((

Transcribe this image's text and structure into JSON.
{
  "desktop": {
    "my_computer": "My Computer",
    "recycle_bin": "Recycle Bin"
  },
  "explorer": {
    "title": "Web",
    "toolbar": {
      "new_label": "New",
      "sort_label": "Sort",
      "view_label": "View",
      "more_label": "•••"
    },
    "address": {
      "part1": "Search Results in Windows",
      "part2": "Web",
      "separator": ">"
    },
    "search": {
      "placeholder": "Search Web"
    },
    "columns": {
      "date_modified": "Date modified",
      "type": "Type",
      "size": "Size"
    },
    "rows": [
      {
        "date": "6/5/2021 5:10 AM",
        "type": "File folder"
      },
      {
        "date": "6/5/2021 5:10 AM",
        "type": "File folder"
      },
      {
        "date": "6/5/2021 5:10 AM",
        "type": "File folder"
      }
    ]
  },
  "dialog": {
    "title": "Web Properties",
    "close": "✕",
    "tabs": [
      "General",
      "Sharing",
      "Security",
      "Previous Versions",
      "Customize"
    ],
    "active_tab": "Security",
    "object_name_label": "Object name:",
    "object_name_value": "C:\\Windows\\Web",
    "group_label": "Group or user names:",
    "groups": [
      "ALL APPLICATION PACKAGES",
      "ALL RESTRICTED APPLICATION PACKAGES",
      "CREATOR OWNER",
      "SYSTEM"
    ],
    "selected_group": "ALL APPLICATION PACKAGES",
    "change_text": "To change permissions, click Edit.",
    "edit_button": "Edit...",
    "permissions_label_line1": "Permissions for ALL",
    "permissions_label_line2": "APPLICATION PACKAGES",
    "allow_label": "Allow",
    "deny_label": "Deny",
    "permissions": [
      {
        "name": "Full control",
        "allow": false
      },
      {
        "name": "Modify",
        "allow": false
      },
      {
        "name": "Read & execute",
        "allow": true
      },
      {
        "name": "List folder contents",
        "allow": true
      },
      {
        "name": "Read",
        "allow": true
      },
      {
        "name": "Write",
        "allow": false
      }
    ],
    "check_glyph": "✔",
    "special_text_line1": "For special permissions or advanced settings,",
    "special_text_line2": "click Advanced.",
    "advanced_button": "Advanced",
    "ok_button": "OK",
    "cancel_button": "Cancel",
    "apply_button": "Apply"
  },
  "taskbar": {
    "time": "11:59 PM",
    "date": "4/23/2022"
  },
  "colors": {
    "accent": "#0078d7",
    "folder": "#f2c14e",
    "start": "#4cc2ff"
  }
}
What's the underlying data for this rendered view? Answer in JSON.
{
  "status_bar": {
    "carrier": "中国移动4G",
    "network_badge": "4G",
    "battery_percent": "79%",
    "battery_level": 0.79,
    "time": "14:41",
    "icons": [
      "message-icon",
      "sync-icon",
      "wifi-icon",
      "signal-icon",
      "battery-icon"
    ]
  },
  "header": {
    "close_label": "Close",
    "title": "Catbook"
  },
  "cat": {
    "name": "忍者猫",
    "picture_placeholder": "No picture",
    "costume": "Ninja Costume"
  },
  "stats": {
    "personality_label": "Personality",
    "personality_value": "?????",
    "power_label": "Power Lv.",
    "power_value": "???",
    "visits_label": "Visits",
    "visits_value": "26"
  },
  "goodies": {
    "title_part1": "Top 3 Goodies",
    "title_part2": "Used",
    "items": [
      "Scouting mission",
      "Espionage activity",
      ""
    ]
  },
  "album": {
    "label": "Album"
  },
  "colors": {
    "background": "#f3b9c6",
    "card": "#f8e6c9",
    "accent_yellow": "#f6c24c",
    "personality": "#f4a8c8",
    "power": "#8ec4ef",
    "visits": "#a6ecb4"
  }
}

))

REQUIRED WORK — Output the full listing exactly as it stands.

PROBLEM SOLUTION —
Transcribe this image's text and structure into JSON.
{
  "desktop": {
    "my_computer": "My Computer",
    "recycle_bin": "Recycle Bin"
  },
  "explorer": {
    "title": "Web",
    "toolbar": {
      "new_label": "New",
      "sort_label": "Sort",
      "view_label": "View",
      "more_label": "•••"
    },
    "address": {
      "part1": "Search Results in Windows",
      "part2": "Web",
      "separator": ">"
    },
    "search": {
      "placeholder": "Search Web"
    },
    "columns": {
      "date_modified": "Date modified",
      "type": "Type",
      "size": "Size"
    },
    "rows": [
      {
        "date": "6/5/2021 5:10 AM",
        "type": "File folder"
      },
      {
        "date": "6/5/2021 5:10 AM",
        "type": "File folder"
      },
      {
        "date": "6/5/2021 5:10 AM",
        "type": "File folder"
      }
    ]
  },
  "dialog": {
    "title": "Web Properties",
    "close": "✕",
    "tabs": [
      "General",
      "Sharing",
      "Security",
      "Previous Versions",
      "Customize"
    ],
    "active_tab": "Security",
    "object_name_label": "Object name:",
    "object_name_value": "C:\\Windows\\Web",
    "group_label": "Group or user names:",
    "groups": [
      "ALL APPLICATION PACKAGES",
      "ALL RESTRICTED APPLICATION PACKAGES",
      "CREATOR OWNER",
      "SYSTEM"
    ],
    "selected_group": "ALL APPLICATION PACKAGES",
    "change_text": "To change permissions, click Edit.",
    "edit_button": "Edit...",
    "permissions_label_line1": "Permissions for ALL",
    "permissions_label_line2": "APPLICATION PACKAGES",
    "allow_label": "Allow",
    "deny_label": "Deny",
    "permissions": [
      {
        "name": "Full control",
        "allow": false
      },
      {
        "name": "Modify",
        "allow": false
      },
      {
        "name": "Read & execute",
        "allow": true
      },
      {
        "name": "List folder contents",
        "allow": true
      },
      {
        "name": "Read",
        "allow": true
      },
      {
        "name": "Write",
        "allow": false
      }
    ],
    "check_glyph": "✔",
    "special_text_line1": "For special permissions or advanced settings,",
    "special_text_line2": "click Advanced.",
    "advanced_button": "Advanced",
    "ok_button": "OK",
    "cancel_button": "Cancel",
    "apply_button": "Apply"
  },
  "taskbar": {
    "time": "11:59 PM",
    "date": "4/23/2022"
  },
  "colors": {
    "accent": "#0078d7",
    "folder": "#f2c14e",
    "start": "#4cc2ff"
  }
}
What's the underlying data for this rendered view? Answer in JSON.
{
  "status_bar": {
    "carrier": "中国移动4G",
    "network_badge": "4G",
    "battery_percent": "79%",
    "battery_level": 0.79,
    "time": "14:41",
    "icons": [
      "message-icon",
      "sync-icon",
      "wifi-icon",
      "signal-icon",
      "battery-icon"
    ]
  },
  "header": {
    "close_label": "Close",
    "title": "Catbook"
  },
  "cat": {
    "name": "忍者猫",
    "picture_placeholder": "No picture",
    "costume": "Ninja Costume"
  },
  "stats": {
    "personality_label": "Personality",
    "personality_value": "?????",
    "power_label": "Power Lv.",
    "power_value": "???",
    "visits_label": "Visits",
    "visits_value": "26"
  },
  "goodies": {
    "title_part1": "Top 3 Goodies",
    "title_part2": "Used",
    "items": [
      "Scouting mission",
      "Espionage activity",
      ""
    ]
  },
  "album": {
    "label": "Album"
  },
  "colors": {
    "background": "#f3b9c6",
    "card": "#f8e6c9",
    "accent_yellow": "#f6c24c",
    "personality": "#f4a8c8",
    "power": "#8ec4ef",
    "visits": "#a6ecb4"
  }
}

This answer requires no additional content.